Start of Supplied data
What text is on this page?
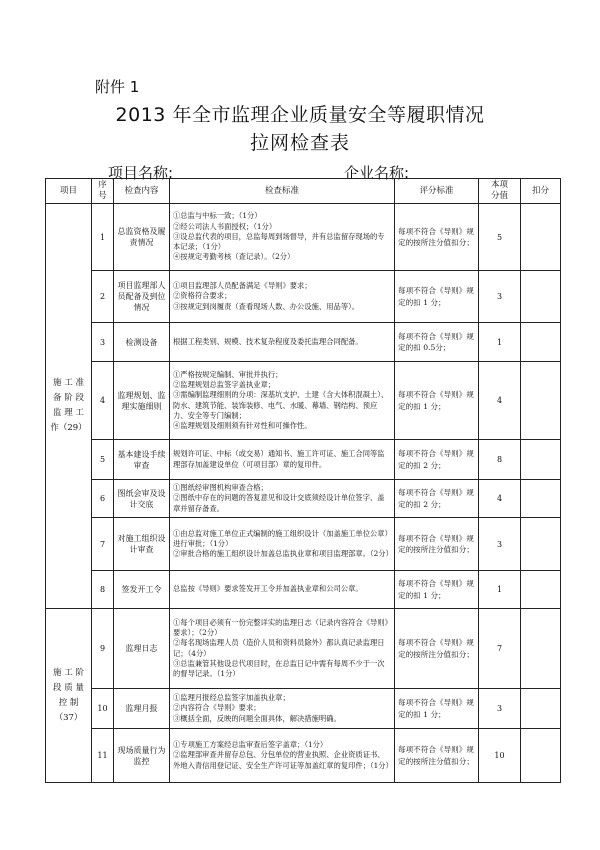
附件 1
2013 年全市监理企业质量安全等履职情况
拉网检查表
项目名称:	企业名称:
项目	序
号	检查内容	检查标准	评分标准	本项
分值	扣分
施 工 准 备 阶 段 监 理 工 作（29）	1	总监资格及履责情况	①总监与中标一致；（1分）
②经公司法人书面授权；（1分）
③设总监代表的项目，总监每周到场督导，并有总监留存现场的专本记录；（1分）
④按规定考勤考核（查记录）。（2分）	每项不符合《导则》规定的按所注分值扣分；	5	
	2	项目监理部人员配备及到位情况	①项目监理部人员配备满足《导则》要求；
②资格符合要求；
③按规定到岗履责（查看现场人数、办公设施、用品等）。	每项不符合《导则》规定的扣 1 分；	3	
	3	检测设备	根据工程类别、规模、技术复杂程度及委托监理合同配备。	每项不符合《导则》规定的扣 0.5分；	1	
	4	监理规划、监理实施细则	①严格按规定编制、审批并执行；
②监理规划总监签字盖执业章；
③需编制监理细则的分项：深基坑支护、土建（含大体积混凝土）、防水、建筑节能、装饰装修、电气、水暖、幕墙、钢结构、预应力、安全等专门编制；
④监理规划及细则须有针对性和可操作性。	每项不符合《导则》规定的扣 1 分；	4	
	5	基本建设手续审查	规划许可证、中标（或交易）通知书、施工许可证、施工合同等监理部存加盖建设单位（可项目部）章的复印件。	每项不符合《导则》规定的扣 2 分；	8	
	6	图纸会审及设计交底	①图纸经审图机构审查合格；
②图纸中存在的问题的答复意见和设计交底须经设计单位签字、盖章并留存备查。	每项不符合《导则》规定的扣 2 分；	4	
	7	对施工组织设计审查	①由总监对施工单位正式编制的施工组织设计（加盖施工单位公章）进行审批；（1分）
②审批合格的施工组织设计加盖总监执业章和项目监理部章。（2分）	每项不符合《导则》规定的按所注分值扣分；	3	
	8	签发开工令	总监按《导则》要求签发开工令并加盖执业章和公司公章。	每项不符合《导则》规定的扣 1 分；	1	
施 工 阶 段 质 量 控 制（37）	9	监理日志	①每个项目必须有一份完整详实的监理日志（记录内容符合《导则》要求）；（2分）
②每名现场监理人员（造价人员和资料员除外）都认真记录监理日记；（4分）
③总监兼管其他设总代项目时，在总监日记中需有每周不少于一次的督导记录。（1分）	每项不符合《导则》规定的按所注分值扣分；	7	
	10	监理月报	①监理月报经总监签字加盖执业章；
②内容符合《导则》要求；
③概括全面，反映的问题全面具体，解决措施明确。	每项不符合《导则》规定的扣 1 分；	3	
	11	现场质量行为监控	①专项施工方案经总监审查后签字盖章；（1分）
②监理部审查并留存总包、分包单位的营业执照、企业资质证书、外地入青信用登记证、安全生产许可证等加盖红章的复印件；（1分）	每项不符合《导则》规定的按所注分值扣分；	10	
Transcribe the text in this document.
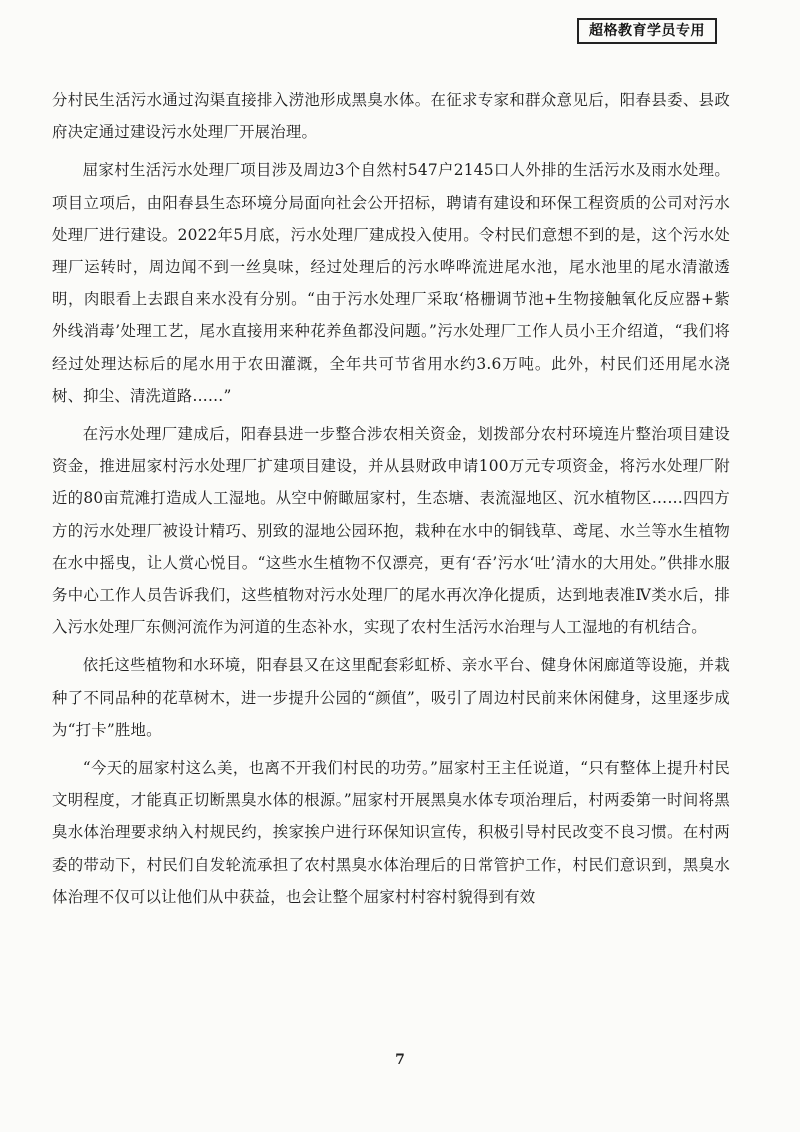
超格教育学员专用

分村民生活污水通过沟渠直接排入涝池形成黑臭水体。在征求专家和群众意见后，阳春县委、县政府决定通过建设污水处理厂开展治理。

屈家村生活污水处理厂项目涉及周边3个自然村547户2145口人外排的生活污水及雨水处理。项目立项后，由阳春县生态环境分局面向社会公开招标，聘请有建设和环保工程资质的公司对污水处理厂进行建设。2022年5月底，污水处理厂建成投入使用。令村民们意想不到的是，这个污水处理厂运转时，周边闻不到一丝臭味，经过处理后的污水哗哗流进尾水池，尾水池里的尾水清澈透明，肉眼看上去跟自来水没有分别。“由于污水处理厂采取‘格栅调节池+生物接触氧化反应器+紫外线消毒’处理工艺，尾水直接用来种花养鱼都没问题。”污水处理厂工作人员小王介绍道，“我们将经过处理达标后的尾水用于农田灌溉，全年共可节省用水约3.6万吨。此外，村民们还用尾水浇树、抑尘、清洗道路……”

在污水处理厂建成后，阳春县进一步整合涉农相关资金，划拨部分农村环境连片整治项目建设资金，推进屈家村污水处理厂扩建项目建设，并从县财政申请100万元专项资金，将污水处理厂附近的80亩荒滩打造成人工湿地。从空中俯瞰屈家村，生态塘、表流湿地区、沉水植物区……四四方方的污水处理厂被设计精巧、别致的湿地公园环抱，栽种在水中的铜钱草、鸢尾、水兰等水生植物在水中摇曳，让人赏心悦目。“这些水生植物不仅漂亮，更有‘吞’污水‘吐’清水的大用处。”供排水服务中心工作人员告诉我们，这些植物对污水处理厂的尾水再次净化提质，达到地表准Ⅳ类水后，排入污水处理厂东侧河流作为河道的生态补水，实现了农村生活污水治理与人工湿地的有机结合。

依托这些植物和水环境，阳春县又在这里配套彩虹桥、亲水平台、健身休闲廊道等设施，并栽种了不同品种的花草树木，进一步提升公园的“颜值”，吸引了周边村民前来休闲健身，这里逐步成为“打卡”胜地。

“今天的屈家村这么美，也离不开我们村民的功劳。”屈家村王主任说道，“只有整体上提升村民文明程度，才能真正切断黑臭水体的根源。”屈家村开展黑臭水体专项治理后，村两委第一时间将黑臭水体治理要求纳入村规民约，挨家挨户进行环保知识宣传，积极引导村民改变不良习惯。在村两委的带动下，村民们自发轮流承担了农村黑臭水体治理后的日常管护工作，村民们意识到，黑臭水体治理不仅可以让他们从中获益，也会让整个屈家村村容村貌得到有效

7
End of Supplied data
→ **Task directions**
Search the records for the word "规定的按所注分值扣分". Copy every line that has it.

→ **The reply**
④按规定考勤考核（查记录）。（2分）	每项不符合《导则》规定的按所注分值扣分；	5	
②审批合格的施工组织设计加盖总监执业章和项目监理部章。（2分）	每项不符合《导则》规定的按所注分值扣分；	3	
③总监兼管其他设总代项目时，在总监日记中需有每周不少于一次的督导记录。（1分）	每项不符合《导则》规定的按所注分值扣分；	7	
②监理部审查并留存总包、分包单位的营业执照、企业资质证书、外地入青信用登记证、安全生产许可证等加盖红章的复印件；（1分）	每项不符合《导则》规定的按所注分值扣分；	10	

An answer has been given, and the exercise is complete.